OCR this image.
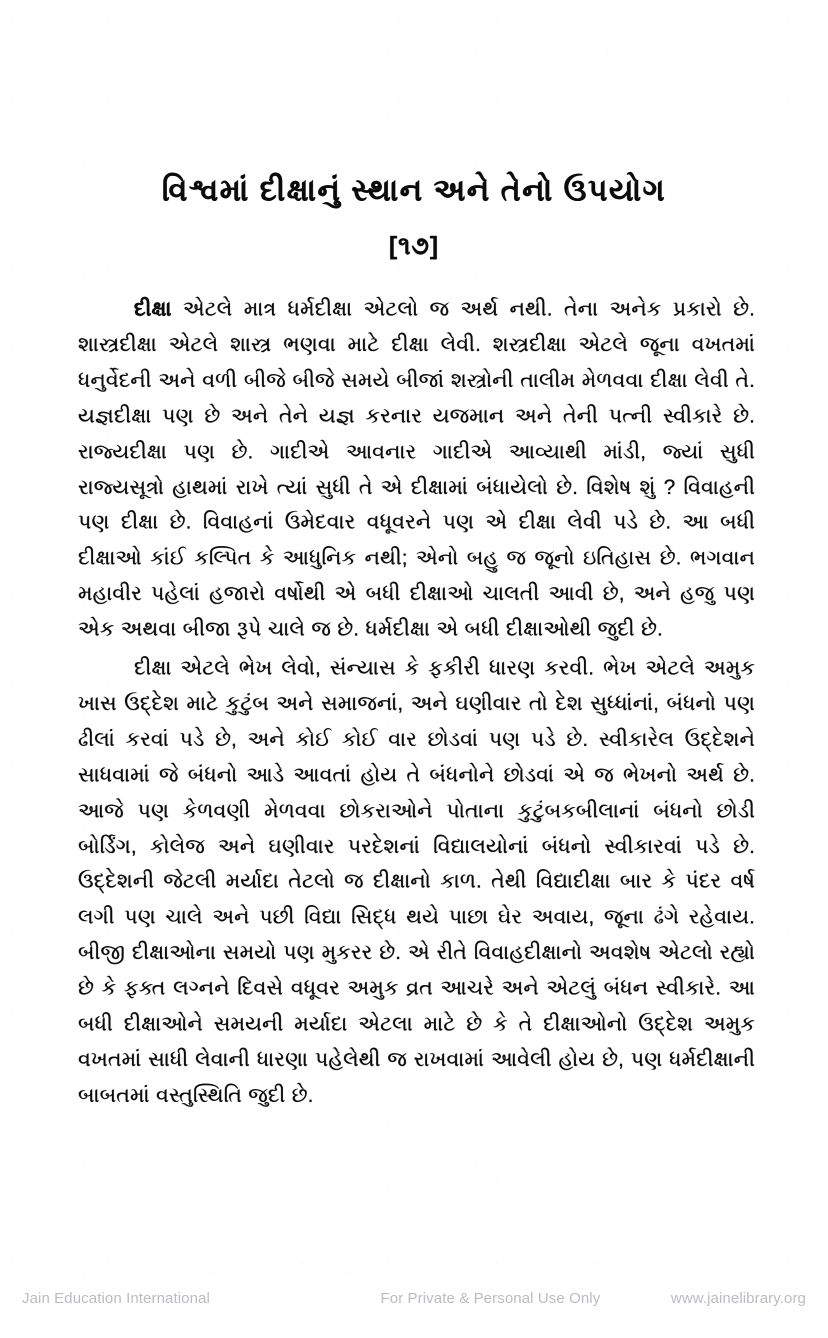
વિશ્વમાં દીક્ષાનું સ્થાન અને તેનો ઉપયોગ
[૧૭]

દીક્ષા એટલે માત્ર ધર્મદીક્ષા એટલો જ અર્થ નથી. તેના અનેક પ્રકારો છે. શાસ્ત્રદીક્ષા એટલે શાસ્ત્ર ભણવા માટે દીક્ષા લેવી. શસ્ત્રદીક્ષા એટલે જૂના વખતમાં ધનુર્વેદની અને વળી બીજે બીજે સમયે બીજાં શસ્ત્રોની તાલીમ મેળવવા દીક્ષા લેવી તે. યજ્ઞદીક્ષા પણ છે અને તેને યજ્ઞ કરનાર યજમાન અને તેની પત્ની સ્વીકારે છે. રાજ્યદીક્ષા પણ છે. ગાદીએ આવનાર ગાદીએ આવ્યાથી માંડી, જ્યાં સુધી રાજ્યસૂત્રો હાથમાં રાખે ત્યાં સુધી તે એ દીક્ષામાં બંધાયેલો છે. વિશેષ શું ? વિવાહની પણ દીક્ષા છે. વિવાહનાં ઉમેદવાર વધૂવરને પણ એ દીક્ષા લેવી પડે છે. આ બધી દીક્ષાઓ કાંઈ કલ્પિત કે આધુનિક નથી; એનો બહુ જ જૂનો ઇતિહાસ છે. ભગવાન મહાવીર પહેલાં હજારો વર્ષોથી એ બધી દીક્ષાઓ ચાલતી આવી છે, અને હજુ પણ એક અથવા બીજા રૂપે ચાલે જ છે. ધર્મદીક્ષા એ બધી દીક્ષાઓથી જુદી છે.

દીક્ષા એટલે ભેખ લેવો, સંન્યાસ કે ફકીરી ધારણ કરવી. ભેખ એટલે અમુક ખાસ ઉદ્દેશ માટે કુટુંબ અને સમાજનાં, અને ઘણીવાર તો દેશ સુધ્ધાંનાં, બંધનો પણ ઢીલાં કરવાં પડે છે, અને કોઈ કોઈ વાર છોડવાં પણ પડે છે. સ્વીકારેલ ઉદ્દેશને સાધવામાં જે બંધનો આડે આવતાં હોય તે બંધનોને છોડવાં એ જ ભેખનો અર્થ છે. આજે પણ કેળવણી મેળવવા છોકરાઓને પોતાના કુટુંબકબીલાનાં બંધનો છોડી બોર્ડિંગ, કોલેજ અને ઘણીવાર પરદેશનાં વિદ્યાલયોનાં બંધનો સ્વીકારવાં પડે છે. ઉદ્દેશની જેટલી મર્યાદા તેટલો જ દીક્ષાનો કાળ. તેથી વિદ્યાદીક્ષા બાર કે પંદર વર્ષ લગી પણ ચાલે અને પછી વિદ્યા સિદ્ધ થયે પાછા ઘેર અવાય, જૂના ઢંગે રહેવાય. બીજી દીક્ષાઓના સમયો પણ મુકરર છે. એ રીતે વિવાહદીક્ષાનો અવશેષ એટલો રહ્યો છે કે ફક્ત લગ્નને દિવસે વધૂવર અમુક વ્રત આચરે અને એટલું બંધન સ્વીકારે. આ બધી દીક્ષાઓને સમયની મર્યાદા એટલા માટે છે કે તે દીક્ષાઓનો ઉદ્દેશ અમુક વખતમાં સાધી લેવાની ધારણા પહેલેથી જ રાખવામાં આવેલી હોય છે, પણ ધર્મદીક્ષાની બાબતમાં વસ્તુસ્થિતિ જુદી છે.

Jain Education International	For Private & Personal Use Only	www.jainelibrary.org
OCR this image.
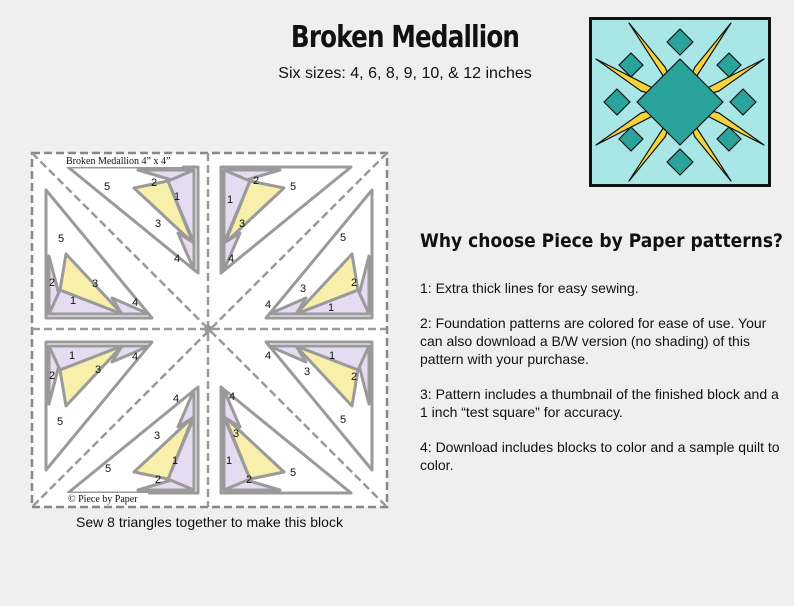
Broken Medallion

Six sizes: 4, 6, 8, 9, 10, & 12 inches

5	2
1
3
4
5
2	3
1	4
2	5
1
3
4
5
2
3
4	1
1	4
2	3
5
4
3
1
5
2
4
3
1
2
5
4	1
3	2
5
Broken Medallion 4” x 4”
© Piece by Paper

Sew 8 triangles together to make this block

Why choose Piece by Paper patterns?
1: Extra thick lines for easy sewing.
2: Foundation patterns are colored for ease of use. Your can also download a B/W version (no shading) of this pattern with your purchase.
3: Pattern includes a thumbnail of the finished block and a 1 inch “test square” for accuracy.
4: Download includes blocks to color and a sample quilt to color.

☆ ☆ ☆ ☆ ☆

THE TASK: Which lines above hold the word "Piece"? Copy each of them.

SOLUTION FOR THIS PROBLEM:
© Piece by Paper
Why choose Piece by Paper patterns?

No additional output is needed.